== Material provided ==

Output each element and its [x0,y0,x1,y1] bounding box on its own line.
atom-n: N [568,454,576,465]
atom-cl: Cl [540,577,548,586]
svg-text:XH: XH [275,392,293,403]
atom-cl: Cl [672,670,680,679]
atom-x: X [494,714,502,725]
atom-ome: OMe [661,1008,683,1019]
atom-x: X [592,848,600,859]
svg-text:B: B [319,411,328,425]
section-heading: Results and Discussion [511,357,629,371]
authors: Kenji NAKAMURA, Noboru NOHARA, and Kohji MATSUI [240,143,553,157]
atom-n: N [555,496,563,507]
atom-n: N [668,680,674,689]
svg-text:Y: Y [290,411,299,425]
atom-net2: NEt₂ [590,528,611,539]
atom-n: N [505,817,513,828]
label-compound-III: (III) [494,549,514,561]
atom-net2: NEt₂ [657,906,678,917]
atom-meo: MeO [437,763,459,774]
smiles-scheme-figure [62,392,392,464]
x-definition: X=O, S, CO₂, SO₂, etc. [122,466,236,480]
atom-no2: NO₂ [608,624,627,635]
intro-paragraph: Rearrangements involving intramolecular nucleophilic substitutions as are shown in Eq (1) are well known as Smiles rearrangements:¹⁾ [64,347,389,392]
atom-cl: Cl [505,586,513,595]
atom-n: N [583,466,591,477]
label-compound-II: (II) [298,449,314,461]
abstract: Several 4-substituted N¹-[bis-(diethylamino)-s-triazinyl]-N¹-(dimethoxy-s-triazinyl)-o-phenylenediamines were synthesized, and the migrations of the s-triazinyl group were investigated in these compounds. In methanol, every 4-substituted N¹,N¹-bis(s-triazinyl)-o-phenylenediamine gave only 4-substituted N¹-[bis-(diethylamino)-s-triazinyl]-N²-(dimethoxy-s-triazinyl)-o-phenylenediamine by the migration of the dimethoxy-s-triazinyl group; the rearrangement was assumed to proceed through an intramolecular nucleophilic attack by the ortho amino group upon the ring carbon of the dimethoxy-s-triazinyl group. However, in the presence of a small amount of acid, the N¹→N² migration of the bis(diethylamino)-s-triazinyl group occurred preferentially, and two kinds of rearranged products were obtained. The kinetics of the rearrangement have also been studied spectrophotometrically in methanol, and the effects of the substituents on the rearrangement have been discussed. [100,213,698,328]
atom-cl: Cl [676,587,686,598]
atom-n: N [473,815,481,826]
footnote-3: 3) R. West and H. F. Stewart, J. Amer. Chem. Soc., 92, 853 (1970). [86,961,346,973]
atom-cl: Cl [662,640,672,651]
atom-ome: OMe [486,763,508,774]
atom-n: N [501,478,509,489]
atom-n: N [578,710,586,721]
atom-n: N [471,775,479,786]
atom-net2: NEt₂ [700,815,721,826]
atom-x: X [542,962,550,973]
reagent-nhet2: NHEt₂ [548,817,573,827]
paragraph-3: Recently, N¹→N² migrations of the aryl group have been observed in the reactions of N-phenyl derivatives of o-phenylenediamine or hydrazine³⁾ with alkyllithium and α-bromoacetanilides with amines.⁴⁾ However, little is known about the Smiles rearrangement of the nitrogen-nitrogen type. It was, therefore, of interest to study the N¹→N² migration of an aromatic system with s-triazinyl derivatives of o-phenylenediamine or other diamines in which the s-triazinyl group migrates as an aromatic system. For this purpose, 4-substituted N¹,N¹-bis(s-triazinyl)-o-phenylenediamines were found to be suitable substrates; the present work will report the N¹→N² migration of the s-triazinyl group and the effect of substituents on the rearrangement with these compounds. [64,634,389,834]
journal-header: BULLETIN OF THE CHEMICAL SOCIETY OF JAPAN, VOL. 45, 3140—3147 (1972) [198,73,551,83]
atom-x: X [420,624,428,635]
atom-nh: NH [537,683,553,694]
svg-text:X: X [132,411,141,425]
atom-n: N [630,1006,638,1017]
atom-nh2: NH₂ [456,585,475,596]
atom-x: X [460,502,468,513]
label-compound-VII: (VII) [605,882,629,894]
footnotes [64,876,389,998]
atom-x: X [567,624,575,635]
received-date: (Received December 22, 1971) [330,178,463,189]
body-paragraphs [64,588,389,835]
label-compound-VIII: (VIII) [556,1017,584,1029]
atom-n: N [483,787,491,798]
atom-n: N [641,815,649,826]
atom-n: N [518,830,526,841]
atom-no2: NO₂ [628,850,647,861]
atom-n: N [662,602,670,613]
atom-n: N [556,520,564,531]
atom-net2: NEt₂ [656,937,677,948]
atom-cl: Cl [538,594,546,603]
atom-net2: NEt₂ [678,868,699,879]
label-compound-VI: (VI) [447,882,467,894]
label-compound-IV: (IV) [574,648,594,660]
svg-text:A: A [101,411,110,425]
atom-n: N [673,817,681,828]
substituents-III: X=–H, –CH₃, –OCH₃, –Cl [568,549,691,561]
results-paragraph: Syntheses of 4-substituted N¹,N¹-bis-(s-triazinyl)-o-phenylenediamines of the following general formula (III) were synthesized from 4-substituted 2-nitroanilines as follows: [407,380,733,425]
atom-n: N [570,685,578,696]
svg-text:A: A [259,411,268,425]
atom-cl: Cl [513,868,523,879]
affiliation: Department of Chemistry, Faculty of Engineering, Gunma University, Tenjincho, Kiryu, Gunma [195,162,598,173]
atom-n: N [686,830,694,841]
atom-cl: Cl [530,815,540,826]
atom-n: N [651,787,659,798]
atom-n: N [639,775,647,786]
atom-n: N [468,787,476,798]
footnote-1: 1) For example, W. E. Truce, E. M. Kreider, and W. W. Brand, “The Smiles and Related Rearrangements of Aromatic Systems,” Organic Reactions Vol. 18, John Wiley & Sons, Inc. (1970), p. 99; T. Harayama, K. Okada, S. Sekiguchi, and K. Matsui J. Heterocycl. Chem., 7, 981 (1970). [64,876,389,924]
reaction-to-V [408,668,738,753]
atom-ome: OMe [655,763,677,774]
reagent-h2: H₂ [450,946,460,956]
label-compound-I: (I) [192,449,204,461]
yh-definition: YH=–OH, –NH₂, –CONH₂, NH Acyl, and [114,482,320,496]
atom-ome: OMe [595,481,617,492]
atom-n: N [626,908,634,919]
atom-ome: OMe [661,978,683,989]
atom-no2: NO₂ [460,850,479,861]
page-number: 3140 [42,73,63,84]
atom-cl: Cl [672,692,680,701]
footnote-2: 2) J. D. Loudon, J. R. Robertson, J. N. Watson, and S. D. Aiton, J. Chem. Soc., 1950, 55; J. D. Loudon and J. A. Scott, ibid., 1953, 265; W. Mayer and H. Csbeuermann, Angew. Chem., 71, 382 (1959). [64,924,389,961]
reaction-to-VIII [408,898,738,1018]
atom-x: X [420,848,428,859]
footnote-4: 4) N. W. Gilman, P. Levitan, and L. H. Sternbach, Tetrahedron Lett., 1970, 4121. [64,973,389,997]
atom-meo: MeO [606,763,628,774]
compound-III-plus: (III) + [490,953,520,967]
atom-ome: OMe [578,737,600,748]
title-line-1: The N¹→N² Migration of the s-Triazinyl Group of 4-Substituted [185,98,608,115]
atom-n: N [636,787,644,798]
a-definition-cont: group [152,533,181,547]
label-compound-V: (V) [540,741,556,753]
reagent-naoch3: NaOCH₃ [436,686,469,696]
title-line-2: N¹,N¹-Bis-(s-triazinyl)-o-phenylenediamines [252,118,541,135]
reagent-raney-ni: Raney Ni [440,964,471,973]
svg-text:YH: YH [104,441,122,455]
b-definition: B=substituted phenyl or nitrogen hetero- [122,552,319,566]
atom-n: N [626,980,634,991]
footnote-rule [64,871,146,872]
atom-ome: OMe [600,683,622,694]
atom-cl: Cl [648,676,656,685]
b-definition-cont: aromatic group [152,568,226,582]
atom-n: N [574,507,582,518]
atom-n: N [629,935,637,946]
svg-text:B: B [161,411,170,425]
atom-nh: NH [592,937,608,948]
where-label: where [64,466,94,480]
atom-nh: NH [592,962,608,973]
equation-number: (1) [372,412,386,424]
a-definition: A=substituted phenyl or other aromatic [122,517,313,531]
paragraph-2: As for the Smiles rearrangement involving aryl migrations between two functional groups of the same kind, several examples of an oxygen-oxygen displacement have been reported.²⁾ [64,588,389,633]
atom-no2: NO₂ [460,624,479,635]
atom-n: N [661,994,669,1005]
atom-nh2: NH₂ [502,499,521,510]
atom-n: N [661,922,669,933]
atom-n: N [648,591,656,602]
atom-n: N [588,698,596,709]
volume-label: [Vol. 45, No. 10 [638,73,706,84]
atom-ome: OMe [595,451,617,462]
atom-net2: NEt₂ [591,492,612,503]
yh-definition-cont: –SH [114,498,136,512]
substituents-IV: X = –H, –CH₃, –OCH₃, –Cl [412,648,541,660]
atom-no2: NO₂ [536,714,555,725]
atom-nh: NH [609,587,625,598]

===
== Material provided ==

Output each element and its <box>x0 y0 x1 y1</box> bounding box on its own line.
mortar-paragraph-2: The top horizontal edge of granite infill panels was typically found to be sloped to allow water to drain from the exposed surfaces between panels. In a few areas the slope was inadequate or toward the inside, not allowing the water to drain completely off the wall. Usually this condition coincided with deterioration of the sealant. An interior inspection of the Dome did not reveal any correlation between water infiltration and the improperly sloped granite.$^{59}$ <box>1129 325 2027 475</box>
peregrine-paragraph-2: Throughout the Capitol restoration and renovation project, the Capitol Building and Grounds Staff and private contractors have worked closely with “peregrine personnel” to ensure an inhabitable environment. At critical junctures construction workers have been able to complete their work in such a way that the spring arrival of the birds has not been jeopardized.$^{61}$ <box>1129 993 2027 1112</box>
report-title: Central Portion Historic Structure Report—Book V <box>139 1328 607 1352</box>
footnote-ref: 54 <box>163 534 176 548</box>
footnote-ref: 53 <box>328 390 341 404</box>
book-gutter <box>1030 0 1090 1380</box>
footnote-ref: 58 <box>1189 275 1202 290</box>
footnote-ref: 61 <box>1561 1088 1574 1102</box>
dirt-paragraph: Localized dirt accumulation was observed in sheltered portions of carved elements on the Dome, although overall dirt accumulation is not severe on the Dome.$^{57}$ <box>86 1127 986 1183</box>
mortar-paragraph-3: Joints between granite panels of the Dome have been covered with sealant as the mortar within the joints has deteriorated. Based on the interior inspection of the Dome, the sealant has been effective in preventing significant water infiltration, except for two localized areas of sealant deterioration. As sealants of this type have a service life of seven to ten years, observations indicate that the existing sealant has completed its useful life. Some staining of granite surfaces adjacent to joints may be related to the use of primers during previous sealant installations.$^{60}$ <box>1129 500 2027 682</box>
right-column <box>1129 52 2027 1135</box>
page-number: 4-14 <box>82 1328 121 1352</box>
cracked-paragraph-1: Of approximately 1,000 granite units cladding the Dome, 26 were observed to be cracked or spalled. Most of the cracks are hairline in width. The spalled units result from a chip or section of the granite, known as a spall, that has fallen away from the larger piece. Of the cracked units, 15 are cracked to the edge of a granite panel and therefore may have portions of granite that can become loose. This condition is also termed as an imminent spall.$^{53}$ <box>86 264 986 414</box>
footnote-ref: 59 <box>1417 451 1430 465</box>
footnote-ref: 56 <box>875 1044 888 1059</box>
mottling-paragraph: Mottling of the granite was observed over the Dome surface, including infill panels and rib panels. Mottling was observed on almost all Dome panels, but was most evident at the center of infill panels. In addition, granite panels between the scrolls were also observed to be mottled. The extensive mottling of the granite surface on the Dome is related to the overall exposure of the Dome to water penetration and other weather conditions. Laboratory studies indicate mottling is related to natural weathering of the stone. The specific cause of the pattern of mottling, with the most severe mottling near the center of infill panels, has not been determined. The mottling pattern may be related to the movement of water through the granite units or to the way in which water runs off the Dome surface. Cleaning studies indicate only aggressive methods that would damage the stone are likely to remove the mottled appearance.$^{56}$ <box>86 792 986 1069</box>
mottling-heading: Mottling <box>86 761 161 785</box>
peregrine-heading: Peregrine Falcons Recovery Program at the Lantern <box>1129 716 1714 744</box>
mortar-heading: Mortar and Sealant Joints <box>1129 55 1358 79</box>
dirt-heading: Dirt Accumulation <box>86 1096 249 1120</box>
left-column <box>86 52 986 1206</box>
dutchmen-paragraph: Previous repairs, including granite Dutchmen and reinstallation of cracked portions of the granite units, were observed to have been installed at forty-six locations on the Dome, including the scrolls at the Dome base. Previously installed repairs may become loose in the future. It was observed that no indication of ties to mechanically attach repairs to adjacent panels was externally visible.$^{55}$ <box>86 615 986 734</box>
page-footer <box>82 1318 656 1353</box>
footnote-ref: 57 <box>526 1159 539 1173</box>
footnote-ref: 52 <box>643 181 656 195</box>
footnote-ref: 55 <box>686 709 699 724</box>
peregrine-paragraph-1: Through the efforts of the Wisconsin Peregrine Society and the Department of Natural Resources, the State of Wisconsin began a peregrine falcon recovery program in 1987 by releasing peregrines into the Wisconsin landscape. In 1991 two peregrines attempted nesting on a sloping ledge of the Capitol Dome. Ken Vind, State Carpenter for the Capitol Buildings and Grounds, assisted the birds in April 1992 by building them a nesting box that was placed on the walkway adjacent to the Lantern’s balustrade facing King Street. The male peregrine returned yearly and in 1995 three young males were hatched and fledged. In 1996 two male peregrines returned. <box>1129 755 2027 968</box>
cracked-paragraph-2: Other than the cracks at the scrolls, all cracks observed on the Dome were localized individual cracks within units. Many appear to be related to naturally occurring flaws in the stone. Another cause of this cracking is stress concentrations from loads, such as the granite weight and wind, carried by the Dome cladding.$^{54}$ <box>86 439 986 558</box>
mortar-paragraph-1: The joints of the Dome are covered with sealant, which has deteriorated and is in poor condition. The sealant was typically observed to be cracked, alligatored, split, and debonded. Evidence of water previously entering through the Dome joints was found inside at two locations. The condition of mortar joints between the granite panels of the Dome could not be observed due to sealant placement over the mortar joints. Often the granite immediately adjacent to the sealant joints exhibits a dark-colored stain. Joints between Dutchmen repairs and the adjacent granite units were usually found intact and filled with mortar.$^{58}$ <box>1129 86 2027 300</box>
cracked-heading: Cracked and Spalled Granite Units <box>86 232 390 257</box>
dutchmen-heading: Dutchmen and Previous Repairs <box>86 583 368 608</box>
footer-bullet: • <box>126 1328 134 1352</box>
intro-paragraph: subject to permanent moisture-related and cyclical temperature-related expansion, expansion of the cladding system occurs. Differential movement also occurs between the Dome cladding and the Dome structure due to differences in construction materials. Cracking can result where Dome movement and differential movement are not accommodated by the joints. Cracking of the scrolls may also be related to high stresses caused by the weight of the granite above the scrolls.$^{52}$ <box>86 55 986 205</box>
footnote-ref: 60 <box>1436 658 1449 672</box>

===

* Exercise objective
Write out the rows above exactly as they appear, beginning at the line that contains "Output each element and its <box>x0" and stopping after the line that contains "mortar-paragraph-2: The top".

* Solution for this exercise
Output each element and its <box>x0 y0 x1 y1</box> bounding box on its own line.
mortar-paragraph-2: The top horizontal edge of granite infill panels was typically found to be sloped to allow water to drain from the exposed surfaces between panels. In a few areas the slope was inadequate or toward the inside, not allowing the water to drain completely off the wall. Usually this condition coincided with deterioration of the sealant. An interior inspection of the Dome did not reveal any correlation between water infiltration and the improperly sloped granite.$^{59}$ <box>1129 325 2027 475</box>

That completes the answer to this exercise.